From the listing below, extract every line in which the word "employees" appears.

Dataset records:
────────────────────────────────────────
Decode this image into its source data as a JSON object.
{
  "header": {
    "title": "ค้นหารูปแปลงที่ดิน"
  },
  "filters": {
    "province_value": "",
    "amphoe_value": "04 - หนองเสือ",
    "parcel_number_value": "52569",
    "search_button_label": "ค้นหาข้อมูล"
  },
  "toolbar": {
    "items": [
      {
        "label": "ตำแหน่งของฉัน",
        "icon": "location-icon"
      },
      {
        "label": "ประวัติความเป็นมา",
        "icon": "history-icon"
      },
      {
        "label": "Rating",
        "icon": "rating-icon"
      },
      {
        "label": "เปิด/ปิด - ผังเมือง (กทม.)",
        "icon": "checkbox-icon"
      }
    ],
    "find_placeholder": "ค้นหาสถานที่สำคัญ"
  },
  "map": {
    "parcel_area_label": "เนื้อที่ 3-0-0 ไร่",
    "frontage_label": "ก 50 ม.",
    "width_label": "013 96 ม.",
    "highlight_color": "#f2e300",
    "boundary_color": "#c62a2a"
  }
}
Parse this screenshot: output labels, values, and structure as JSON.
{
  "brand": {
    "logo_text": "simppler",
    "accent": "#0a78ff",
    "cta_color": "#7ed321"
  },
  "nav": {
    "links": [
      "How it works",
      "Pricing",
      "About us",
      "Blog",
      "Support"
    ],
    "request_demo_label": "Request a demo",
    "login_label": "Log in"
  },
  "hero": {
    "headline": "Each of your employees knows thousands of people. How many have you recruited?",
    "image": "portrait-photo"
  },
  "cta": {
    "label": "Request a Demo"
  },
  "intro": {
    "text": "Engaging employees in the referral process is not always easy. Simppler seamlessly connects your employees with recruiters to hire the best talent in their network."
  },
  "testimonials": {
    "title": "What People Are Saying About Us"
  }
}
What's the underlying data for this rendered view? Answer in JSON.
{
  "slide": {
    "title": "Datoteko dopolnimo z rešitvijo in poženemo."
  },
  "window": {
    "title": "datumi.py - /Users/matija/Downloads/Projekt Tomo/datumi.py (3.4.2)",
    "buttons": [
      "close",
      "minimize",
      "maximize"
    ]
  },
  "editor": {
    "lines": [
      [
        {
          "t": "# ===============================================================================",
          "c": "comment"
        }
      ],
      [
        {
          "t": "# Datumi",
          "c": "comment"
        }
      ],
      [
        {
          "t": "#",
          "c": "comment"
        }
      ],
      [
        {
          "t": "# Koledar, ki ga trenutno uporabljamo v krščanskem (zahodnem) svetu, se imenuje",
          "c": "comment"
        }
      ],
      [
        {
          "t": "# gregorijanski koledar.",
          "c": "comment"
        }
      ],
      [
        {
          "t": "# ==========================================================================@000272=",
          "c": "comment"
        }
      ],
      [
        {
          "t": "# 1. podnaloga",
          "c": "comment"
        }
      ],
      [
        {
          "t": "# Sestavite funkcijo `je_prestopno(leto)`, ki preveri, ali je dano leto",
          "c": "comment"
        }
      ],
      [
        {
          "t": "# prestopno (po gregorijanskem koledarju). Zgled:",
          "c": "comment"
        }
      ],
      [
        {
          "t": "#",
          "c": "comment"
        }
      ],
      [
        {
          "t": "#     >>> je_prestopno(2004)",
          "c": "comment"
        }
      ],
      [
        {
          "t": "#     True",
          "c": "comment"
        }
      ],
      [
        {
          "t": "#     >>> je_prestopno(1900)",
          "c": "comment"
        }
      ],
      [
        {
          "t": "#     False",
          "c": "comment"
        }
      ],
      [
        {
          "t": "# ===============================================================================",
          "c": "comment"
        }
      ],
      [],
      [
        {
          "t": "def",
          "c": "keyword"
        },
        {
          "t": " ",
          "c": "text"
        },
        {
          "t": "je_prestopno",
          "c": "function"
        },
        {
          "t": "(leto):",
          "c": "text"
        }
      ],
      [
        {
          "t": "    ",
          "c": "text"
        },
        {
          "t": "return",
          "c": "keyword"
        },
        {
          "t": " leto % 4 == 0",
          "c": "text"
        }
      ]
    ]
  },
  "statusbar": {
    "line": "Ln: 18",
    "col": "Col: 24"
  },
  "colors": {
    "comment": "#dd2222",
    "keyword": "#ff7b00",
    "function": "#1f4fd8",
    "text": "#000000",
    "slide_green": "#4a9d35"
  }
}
────────────────────────────────────────
● Result for this exercise
    "headline": "Each of your employees knows thousands of people. How many have you recruited?",
    "text": "Engaging employees in the referral process is not always easy. Simppler seamlessly connects your employees with recruiters to hire the best talent in their network."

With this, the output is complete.